EXERCISE BRIEF –
Check every line of the entries for "image", and copy the lines that hold it.

"""

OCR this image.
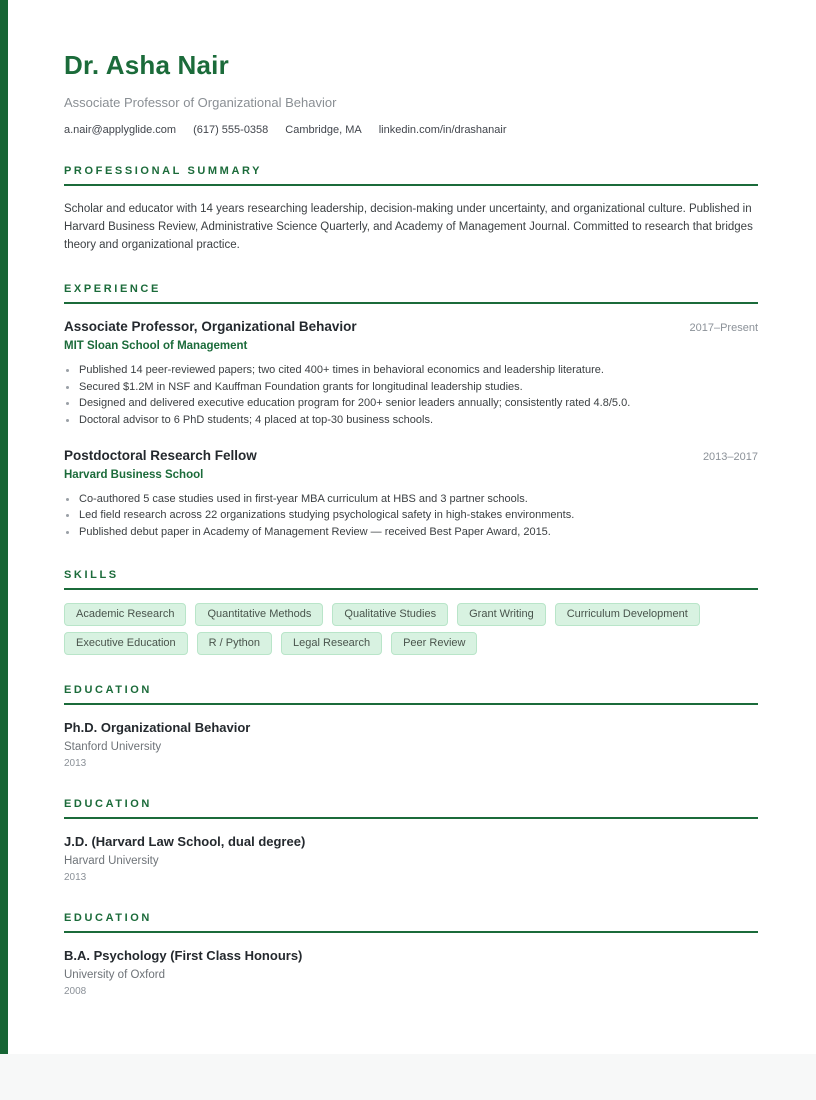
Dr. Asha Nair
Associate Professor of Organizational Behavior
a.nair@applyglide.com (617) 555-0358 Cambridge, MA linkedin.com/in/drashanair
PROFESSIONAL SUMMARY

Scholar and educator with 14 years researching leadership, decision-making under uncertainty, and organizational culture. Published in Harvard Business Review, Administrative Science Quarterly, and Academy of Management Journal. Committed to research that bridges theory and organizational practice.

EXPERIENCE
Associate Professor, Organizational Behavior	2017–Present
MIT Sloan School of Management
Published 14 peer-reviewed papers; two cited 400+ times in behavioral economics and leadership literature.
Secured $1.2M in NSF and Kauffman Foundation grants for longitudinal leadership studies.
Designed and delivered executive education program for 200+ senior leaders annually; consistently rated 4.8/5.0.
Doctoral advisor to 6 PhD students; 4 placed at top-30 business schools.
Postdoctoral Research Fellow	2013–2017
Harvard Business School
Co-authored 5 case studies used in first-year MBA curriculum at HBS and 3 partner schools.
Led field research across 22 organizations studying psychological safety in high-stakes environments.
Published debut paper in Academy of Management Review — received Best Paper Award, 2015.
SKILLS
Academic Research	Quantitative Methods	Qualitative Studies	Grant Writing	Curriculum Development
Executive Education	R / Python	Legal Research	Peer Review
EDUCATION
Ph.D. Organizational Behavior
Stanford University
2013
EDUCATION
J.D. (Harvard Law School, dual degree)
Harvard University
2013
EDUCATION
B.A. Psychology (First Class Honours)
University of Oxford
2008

"""
"""

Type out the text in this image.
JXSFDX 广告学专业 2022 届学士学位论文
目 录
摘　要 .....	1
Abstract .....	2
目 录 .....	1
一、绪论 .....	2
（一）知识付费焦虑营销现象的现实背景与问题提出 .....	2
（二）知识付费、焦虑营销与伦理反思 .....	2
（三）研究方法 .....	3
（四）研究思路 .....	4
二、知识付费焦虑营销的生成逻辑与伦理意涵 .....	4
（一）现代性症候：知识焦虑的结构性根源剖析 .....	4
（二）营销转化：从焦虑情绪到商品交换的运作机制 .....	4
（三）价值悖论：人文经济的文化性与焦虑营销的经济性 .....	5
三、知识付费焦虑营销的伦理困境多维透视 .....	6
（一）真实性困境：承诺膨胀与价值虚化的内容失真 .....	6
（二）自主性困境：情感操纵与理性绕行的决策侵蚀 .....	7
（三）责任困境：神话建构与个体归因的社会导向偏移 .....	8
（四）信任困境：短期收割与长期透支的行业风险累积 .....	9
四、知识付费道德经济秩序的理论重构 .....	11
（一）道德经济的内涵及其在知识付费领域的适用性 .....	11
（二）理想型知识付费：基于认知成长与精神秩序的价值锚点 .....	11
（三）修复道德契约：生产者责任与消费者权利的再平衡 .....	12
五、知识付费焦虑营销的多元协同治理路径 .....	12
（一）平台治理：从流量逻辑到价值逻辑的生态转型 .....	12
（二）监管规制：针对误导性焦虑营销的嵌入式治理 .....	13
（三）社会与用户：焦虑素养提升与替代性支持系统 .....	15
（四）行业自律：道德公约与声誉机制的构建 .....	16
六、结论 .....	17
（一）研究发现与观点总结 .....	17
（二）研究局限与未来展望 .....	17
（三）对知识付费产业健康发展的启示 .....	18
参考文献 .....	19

"""

TASK RESULT –
OCR this image.
Type out the text in this image.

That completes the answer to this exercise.